(Records from a data source)
>> start
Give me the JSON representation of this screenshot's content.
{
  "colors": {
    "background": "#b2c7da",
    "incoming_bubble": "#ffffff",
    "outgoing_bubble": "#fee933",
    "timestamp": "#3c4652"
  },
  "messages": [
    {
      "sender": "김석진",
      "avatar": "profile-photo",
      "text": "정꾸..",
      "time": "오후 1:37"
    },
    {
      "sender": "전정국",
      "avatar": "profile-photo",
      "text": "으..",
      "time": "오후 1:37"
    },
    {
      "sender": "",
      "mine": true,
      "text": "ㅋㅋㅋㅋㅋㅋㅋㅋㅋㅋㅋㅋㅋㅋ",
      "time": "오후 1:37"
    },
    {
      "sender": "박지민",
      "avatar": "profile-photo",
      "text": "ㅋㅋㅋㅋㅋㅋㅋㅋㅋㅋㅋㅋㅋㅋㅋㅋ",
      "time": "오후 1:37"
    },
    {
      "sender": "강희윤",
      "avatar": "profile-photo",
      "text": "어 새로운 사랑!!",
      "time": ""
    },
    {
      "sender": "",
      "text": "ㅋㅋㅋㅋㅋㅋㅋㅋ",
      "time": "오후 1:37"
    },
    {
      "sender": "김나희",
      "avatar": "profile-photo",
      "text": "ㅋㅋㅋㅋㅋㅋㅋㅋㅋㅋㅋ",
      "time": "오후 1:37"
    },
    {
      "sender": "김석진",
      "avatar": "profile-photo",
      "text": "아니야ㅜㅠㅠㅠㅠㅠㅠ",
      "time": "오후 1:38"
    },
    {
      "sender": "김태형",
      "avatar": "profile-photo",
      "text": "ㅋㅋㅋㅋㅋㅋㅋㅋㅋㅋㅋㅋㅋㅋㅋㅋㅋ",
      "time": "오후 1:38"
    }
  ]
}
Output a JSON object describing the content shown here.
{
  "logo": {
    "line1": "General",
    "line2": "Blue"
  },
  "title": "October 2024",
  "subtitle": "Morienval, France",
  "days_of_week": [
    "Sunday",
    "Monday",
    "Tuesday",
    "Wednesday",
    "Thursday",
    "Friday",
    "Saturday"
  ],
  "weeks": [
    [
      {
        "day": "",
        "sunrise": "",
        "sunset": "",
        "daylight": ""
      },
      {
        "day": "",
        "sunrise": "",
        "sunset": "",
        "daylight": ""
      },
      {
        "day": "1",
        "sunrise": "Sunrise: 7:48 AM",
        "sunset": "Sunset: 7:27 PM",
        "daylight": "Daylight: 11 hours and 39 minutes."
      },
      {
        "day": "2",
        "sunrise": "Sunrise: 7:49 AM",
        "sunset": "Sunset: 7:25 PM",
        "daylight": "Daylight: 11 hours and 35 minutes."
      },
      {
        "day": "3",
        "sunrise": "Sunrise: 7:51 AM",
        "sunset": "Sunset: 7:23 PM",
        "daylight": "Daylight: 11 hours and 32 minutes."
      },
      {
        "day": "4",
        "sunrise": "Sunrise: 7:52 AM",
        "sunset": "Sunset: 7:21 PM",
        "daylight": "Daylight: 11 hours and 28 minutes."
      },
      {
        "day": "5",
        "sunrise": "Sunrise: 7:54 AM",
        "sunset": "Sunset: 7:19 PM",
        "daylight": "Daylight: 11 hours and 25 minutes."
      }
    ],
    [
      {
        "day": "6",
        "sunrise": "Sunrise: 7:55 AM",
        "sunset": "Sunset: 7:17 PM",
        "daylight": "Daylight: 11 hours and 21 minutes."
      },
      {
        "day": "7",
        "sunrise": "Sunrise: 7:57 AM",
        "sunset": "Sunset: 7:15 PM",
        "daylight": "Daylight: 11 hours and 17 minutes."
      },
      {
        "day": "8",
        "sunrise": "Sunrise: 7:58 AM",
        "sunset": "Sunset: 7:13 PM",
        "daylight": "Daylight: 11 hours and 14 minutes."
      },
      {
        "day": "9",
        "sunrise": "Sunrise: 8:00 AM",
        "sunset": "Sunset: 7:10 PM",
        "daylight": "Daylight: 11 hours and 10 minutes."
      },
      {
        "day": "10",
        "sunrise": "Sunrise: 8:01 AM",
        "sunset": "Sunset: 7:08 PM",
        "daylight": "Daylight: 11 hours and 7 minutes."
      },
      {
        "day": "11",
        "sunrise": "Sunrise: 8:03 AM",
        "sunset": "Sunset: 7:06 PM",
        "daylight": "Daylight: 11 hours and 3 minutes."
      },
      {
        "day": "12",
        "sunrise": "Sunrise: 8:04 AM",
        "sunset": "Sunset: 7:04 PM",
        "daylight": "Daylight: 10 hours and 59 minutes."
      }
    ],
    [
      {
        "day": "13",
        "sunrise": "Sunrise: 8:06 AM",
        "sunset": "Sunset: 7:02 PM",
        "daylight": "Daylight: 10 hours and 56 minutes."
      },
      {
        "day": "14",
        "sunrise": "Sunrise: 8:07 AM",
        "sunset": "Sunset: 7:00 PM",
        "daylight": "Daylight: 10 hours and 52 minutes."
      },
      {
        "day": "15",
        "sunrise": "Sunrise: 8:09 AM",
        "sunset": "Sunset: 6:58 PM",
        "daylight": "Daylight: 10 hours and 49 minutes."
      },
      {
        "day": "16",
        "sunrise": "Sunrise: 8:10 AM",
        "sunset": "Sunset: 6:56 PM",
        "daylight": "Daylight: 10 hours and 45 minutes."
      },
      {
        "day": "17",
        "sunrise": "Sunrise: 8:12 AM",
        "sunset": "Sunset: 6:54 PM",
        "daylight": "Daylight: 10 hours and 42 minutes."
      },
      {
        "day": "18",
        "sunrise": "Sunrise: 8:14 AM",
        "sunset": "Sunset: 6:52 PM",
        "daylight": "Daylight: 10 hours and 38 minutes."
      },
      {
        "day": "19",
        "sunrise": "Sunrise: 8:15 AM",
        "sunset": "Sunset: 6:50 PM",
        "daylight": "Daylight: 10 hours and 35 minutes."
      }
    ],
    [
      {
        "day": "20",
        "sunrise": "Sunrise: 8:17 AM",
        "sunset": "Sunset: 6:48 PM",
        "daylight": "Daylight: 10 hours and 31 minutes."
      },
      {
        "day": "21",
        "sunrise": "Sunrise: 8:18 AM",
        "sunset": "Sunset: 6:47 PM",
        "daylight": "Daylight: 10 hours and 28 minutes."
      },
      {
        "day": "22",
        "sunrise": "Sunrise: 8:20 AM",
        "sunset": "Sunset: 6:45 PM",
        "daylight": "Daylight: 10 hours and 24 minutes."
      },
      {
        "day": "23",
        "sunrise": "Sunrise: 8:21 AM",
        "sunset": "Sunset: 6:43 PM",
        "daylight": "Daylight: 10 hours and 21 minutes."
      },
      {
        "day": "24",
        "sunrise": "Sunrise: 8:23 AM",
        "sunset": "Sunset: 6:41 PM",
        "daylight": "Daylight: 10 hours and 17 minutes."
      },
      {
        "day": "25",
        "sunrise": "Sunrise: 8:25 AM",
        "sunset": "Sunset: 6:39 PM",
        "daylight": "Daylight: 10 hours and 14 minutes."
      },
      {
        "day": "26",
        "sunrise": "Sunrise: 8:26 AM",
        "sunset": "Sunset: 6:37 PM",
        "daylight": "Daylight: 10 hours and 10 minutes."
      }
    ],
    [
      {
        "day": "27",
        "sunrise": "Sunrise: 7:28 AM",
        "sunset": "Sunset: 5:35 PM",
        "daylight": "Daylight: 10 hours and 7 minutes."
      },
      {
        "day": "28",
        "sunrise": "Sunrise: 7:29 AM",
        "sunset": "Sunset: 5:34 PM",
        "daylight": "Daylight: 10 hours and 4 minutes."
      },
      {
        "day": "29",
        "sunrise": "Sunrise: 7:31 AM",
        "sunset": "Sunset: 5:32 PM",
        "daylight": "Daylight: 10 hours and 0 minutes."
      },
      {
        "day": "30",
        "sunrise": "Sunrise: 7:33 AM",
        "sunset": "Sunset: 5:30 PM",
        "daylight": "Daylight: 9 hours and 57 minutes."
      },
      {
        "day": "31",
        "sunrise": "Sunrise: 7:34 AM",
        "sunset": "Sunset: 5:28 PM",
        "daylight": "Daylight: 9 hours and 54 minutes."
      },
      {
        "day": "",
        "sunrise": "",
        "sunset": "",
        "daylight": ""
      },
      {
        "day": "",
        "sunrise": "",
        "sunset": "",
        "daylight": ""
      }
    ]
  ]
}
>> end
Exercise directions -
Gather every line from the entries above where the word "JSON" appears, and copy them.

Written reply -
Give me the JSON representation of this screenshot's content.
Output a JSON object describing the content shown here.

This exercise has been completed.